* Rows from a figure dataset
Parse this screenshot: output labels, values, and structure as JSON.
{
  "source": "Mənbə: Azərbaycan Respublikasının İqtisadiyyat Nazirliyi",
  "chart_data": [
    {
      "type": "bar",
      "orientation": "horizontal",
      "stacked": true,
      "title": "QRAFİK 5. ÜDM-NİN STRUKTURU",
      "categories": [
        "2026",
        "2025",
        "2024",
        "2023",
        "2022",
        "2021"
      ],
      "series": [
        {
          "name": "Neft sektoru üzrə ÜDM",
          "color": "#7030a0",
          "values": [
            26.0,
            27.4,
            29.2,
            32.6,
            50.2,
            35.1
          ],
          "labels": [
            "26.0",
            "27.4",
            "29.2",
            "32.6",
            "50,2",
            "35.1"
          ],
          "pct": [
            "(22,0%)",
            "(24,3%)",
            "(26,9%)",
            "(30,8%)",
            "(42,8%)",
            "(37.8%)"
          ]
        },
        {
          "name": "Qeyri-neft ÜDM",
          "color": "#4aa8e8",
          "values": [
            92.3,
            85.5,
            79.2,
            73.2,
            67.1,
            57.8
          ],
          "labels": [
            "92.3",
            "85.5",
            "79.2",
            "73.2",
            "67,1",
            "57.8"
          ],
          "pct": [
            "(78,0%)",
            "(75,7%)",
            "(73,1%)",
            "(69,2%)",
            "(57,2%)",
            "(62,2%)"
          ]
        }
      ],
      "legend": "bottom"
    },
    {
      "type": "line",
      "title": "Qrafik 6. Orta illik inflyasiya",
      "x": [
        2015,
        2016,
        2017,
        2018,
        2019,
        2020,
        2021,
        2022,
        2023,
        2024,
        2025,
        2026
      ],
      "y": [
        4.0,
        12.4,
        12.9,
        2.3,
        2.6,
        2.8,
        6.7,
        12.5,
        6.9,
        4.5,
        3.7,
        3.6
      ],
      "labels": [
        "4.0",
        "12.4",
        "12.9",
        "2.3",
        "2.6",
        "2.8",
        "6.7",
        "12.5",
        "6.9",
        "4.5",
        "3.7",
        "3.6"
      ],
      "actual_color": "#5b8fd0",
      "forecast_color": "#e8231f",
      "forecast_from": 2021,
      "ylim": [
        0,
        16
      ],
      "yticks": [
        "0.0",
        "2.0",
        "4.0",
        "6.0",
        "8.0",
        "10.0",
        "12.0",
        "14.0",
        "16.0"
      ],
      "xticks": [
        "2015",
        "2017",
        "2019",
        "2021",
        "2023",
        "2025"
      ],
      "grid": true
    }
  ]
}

* Written exercise
Quote the whole listing above, leaving nothing out.

* Written answer
Parse this screenshot: output labels, values, and structure as JSON.
{
  "source": "Mənbə: Azərbaycan Respublikasının İqtisadiyyat Nazirliyi",
  "chart_data": [
    {
      "type": "bar",
      "orientation": "horizontal",
      "stacked": true,
      "title": "QRAFİK 5. ÜDM-NİN STRUKTURU",
      "categories": [
        "2026",
        "2025",
        "2024",
        "2023",
        "2022",
        "2021"
      ],
      "series": [
        {
          "name": "Neft sektoru üzrə ÜDM",
          "color": "#7030a0",
          "values": [
            26.0,
            27.4,
            29.2,
            32.6,
            50.2,
            35.1
          ],
          "labels": [
            "26.0",
            "27.4",
            "29.2",
            "32.6",
            "50,2",
            "35.1"
          ],
          "pct": [
            "(22,0%)",
            "(24,3%)",
            "(26,9%)",
            "(30,8%)",
            "(42,8%)",
            "(37.8%)"
          ]
        },
        {
          "name": "Qeyri-neft ÜDM",
          "color": "#4aa8e8",
          "values": [
            92.3,
            85.5,
            79.2,
            73.2,
            67.1,
            57.8
          ],
          "labels": [
            "92.3",
            "85.5",
            "79.2",
            "73.2",
            "67,1",
            "57.8"
          ],
          "pct": [
            "(78,0%)",
            "(75,7%)",
            "(73,1%)",
            "(69,2%)",
            "(57,2%)",
            "(62,2%)"
          ]
        }
      ],
      "legend": "bottom"
    },
    {
      "type": "line",
      "title": "Qrafik 6. Orta illik inflyasiya",
      "x": [
        2015,
        2016,
        2017,
        2018,
        2019,
        2020,
        2021,
        2022,
        2023,
        2024,
        2025,
        2026
      ],
      "y": [
        4.0,
        12.4,
        12.9,
        2.3,
        2.6,
        2.8,
        6.7,
        12.5,
        6.9,
        4.5,
        3.7,
        3.6
      ],
      "labels": [
        "4.0",
        "12.4",
        "12.9",
        "2.3",
        "2.6",
        "2.8",
        "6.7",
        "12.5",
        "6.9",
        "4.5",
        "3.7",
        "3.6"
      ],
      "actual_color": "#5b8fd0",
      "forecast_color": "#e8231f",
      "forecast_from": 2021,
      "ylim": [
        0,
        16
      ],
      "yticks": [
        "0.0",
        "2.0",
        "4.0",
        "6.0",
        "8.0",
        "10.0",
        "12.0",
        "14.0",
        "16.0"
      ],
      "xticks": [
        "2015",
        "2017",
        "2019",
        "2021",
        "2023",
        "2025"
      ],
      "grid": true
    }
  ]
}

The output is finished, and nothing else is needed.